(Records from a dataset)
►

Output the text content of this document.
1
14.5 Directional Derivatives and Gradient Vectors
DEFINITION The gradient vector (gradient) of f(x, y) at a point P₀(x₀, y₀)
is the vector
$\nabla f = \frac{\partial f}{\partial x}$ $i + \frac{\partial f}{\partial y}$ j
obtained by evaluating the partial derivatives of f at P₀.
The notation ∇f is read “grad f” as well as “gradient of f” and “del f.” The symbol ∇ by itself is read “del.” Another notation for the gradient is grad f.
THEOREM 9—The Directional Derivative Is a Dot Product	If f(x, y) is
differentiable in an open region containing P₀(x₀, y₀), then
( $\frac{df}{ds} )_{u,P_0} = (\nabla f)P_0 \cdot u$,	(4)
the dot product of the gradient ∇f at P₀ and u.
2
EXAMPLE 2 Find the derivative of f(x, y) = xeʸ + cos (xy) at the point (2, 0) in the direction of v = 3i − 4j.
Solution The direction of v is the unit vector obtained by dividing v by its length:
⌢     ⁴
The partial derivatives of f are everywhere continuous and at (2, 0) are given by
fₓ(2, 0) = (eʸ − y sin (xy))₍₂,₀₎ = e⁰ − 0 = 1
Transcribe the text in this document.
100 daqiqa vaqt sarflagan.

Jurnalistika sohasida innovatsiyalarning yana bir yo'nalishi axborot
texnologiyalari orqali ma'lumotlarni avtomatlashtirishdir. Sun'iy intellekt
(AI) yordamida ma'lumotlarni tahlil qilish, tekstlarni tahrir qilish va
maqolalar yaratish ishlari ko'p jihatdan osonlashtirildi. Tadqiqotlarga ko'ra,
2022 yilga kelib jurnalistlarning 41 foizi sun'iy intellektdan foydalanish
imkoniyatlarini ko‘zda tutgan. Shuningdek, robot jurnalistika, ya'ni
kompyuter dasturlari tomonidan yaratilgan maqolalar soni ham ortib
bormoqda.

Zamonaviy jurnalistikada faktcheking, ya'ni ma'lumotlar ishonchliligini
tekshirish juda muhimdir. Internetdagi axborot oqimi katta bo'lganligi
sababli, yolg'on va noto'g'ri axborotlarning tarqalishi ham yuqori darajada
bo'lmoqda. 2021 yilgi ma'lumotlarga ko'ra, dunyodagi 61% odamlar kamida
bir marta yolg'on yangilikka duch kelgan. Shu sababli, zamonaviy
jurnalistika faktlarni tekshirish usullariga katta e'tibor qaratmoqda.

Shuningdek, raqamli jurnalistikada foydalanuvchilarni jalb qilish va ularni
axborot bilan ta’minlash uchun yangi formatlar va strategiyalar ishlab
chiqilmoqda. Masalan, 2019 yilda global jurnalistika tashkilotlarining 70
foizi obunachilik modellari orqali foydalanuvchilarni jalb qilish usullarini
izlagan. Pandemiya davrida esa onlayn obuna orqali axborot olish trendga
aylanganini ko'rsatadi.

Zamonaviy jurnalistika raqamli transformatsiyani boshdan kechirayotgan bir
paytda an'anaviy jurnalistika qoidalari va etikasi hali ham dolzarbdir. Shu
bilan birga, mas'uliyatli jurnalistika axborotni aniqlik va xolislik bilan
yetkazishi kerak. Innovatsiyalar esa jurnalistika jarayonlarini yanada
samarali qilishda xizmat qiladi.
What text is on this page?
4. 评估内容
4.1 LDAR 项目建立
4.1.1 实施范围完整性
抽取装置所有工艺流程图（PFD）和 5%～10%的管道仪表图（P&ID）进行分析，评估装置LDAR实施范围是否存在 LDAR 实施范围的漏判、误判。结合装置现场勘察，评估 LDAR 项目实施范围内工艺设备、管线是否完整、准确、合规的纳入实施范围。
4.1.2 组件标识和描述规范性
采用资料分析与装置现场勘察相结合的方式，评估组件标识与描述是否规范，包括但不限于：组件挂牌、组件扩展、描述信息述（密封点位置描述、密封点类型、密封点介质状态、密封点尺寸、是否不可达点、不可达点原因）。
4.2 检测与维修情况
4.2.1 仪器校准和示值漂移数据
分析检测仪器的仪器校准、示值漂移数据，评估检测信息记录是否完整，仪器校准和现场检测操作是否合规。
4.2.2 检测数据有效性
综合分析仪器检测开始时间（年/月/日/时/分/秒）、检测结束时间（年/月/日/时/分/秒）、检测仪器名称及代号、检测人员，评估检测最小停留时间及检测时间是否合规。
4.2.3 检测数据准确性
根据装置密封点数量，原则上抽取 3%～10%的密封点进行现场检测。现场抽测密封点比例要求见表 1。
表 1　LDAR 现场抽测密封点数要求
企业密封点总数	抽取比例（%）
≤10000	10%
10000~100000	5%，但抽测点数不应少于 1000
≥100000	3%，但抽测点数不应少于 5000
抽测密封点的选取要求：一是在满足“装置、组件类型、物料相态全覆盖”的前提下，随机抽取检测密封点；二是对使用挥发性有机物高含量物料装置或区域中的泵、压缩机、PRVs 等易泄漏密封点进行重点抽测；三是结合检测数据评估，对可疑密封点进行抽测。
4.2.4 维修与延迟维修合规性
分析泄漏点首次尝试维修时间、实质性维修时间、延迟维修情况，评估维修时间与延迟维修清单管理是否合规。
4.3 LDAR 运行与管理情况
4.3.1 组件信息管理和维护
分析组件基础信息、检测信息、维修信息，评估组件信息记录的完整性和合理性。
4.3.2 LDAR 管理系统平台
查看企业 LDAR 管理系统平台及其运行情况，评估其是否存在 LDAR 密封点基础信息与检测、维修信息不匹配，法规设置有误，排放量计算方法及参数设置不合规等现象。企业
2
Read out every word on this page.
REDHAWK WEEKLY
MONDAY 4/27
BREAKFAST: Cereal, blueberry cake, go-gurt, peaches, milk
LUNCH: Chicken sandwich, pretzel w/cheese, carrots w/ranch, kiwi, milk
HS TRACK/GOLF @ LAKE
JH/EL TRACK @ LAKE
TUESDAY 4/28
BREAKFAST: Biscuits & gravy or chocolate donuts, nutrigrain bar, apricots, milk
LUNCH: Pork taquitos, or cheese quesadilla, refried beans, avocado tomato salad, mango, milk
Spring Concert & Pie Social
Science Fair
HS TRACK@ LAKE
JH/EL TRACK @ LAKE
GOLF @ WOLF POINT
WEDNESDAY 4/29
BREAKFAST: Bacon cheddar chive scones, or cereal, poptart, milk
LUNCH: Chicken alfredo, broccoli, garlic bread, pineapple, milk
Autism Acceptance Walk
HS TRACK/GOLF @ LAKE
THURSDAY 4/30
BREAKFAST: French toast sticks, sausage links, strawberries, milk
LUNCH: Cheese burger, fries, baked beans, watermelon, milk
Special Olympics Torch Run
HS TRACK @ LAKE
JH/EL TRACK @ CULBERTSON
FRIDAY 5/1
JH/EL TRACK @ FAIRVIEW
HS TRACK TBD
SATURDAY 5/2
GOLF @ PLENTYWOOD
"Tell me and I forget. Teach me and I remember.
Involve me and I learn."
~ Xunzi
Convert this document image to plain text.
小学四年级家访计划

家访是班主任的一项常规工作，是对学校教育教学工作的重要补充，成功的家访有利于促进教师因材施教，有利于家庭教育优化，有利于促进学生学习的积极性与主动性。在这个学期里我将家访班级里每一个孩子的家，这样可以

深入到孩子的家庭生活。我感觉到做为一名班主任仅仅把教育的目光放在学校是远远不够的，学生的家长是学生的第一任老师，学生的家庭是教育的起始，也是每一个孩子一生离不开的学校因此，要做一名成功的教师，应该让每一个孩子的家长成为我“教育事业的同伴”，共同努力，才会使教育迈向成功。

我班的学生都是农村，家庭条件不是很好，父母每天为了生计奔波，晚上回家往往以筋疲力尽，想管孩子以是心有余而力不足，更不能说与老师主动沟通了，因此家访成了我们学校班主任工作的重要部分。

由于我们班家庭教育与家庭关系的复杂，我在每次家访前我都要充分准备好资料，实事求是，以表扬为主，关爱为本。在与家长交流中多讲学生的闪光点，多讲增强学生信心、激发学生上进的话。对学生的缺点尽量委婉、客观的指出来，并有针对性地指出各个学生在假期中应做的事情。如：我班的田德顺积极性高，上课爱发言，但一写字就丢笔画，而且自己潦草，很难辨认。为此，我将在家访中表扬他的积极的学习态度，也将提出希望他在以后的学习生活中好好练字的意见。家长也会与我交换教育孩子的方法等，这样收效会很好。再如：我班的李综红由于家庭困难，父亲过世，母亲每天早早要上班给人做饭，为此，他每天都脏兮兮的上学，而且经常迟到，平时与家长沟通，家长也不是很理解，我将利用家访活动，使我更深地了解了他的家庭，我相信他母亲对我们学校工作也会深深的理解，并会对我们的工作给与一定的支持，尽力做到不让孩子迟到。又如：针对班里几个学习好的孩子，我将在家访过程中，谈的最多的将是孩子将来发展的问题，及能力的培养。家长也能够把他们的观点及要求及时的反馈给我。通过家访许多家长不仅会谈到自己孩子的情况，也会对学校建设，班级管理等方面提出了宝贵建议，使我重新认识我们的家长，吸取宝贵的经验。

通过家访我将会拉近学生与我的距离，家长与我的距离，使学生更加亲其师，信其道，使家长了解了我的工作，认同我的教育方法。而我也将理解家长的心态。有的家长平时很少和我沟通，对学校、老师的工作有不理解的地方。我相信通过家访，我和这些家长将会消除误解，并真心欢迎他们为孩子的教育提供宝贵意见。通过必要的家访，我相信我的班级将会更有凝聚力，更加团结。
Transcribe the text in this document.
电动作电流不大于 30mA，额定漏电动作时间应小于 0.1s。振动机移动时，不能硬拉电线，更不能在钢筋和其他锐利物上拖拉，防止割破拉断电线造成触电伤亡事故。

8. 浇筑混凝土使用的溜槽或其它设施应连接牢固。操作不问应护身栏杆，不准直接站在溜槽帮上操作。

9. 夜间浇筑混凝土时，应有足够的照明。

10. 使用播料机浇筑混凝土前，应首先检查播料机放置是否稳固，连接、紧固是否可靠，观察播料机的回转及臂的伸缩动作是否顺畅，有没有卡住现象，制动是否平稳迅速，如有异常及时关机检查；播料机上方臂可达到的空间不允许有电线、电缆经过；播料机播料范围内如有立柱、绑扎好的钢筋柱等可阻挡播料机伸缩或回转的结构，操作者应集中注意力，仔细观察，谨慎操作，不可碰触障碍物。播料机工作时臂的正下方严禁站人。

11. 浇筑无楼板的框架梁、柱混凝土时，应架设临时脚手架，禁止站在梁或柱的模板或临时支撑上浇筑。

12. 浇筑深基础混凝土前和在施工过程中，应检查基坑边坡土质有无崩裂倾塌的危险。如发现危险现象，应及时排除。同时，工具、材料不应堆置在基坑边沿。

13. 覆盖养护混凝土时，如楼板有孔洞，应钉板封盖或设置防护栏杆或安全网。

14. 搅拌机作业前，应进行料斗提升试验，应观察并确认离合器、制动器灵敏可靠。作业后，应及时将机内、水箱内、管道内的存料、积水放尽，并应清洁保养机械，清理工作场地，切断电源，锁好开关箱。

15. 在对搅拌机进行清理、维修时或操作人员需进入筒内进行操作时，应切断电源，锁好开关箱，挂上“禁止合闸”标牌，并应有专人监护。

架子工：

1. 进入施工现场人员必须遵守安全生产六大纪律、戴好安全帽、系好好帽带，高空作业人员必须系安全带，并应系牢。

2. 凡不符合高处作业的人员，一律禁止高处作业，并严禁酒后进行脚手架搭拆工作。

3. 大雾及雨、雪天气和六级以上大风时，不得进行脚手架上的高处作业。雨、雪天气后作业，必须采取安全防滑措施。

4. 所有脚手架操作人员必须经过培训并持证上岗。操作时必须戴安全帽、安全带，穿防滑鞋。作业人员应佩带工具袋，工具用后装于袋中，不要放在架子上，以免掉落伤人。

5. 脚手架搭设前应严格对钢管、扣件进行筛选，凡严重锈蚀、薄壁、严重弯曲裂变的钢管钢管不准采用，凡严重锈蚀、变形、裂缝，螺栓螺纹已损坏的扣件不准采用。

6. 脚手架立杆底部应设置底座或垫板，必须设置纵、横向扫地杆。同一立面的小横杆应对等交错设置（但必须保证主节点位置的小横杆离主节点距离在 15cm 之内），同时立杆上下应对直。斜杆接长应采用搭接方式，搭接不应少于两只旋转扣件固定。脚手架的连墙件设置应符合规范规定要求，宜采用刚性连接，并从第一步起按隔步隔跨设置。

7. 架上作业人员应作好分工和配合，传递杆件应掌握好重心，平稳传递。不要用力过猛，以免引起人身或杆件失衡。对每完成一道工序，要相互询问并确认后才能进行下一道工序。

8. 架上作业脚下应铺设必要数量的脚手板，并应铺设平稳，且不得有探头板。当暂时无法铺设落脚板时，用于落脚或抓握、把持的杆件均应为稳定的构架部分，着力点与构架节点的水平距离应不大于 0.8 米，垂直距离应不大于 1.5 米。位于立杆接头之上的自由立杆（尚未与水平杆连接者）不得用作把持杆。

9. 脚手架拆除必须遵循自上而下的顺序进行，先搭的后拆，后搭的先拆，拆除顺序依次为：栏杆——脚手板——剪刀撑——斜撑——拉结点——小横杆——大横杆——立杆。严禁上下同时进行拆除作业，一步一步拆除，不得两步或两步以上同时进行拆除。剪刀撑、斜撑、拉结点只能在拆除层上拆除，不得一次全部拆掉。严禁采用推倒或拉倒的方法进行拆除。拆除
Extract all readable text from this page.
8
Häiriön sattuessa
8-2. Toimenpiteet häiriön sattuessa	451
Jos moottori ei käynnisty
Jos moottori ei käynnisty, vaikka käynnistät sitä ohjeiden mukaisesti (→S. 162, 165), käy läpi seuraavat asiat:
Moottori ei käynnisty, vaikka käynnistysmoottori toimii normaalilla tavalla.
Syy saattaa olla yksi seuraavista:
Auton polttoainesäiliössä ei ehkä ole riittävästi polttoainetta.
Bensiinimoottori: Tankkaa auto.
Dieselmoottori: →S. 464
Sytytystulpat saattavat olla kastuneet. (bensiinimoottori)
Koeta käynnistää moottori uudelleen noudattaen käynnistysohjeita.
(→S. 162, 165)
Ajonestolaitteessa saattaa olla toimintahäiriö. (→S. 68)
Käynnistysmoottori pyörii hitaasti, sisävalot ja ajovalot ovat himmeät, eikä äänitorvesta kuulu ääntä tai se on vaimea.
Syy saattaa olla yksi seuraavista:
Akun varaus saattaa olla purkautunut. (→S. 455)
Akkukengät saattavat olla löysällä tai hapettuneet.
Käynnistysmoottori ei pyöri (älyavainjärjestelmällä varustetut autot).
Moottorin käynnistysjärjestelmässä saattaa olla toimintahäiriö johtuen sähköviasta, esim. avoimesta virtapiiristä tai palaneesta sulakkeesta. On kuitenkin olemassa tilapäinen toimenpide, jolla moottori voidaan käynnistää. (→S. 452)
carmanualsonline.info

◄

GIVEN EXERCISE:
Pick out and copy the lines of the material that include the word "Chicken".

TASK SOLUTION:
LUNCH: Chicken sandwich, pretzel w/cheese, carrots w/ranch, kiwi, milk
LUNCH: Chicken alfredo, broccoli, garlic bread, pineapple, milk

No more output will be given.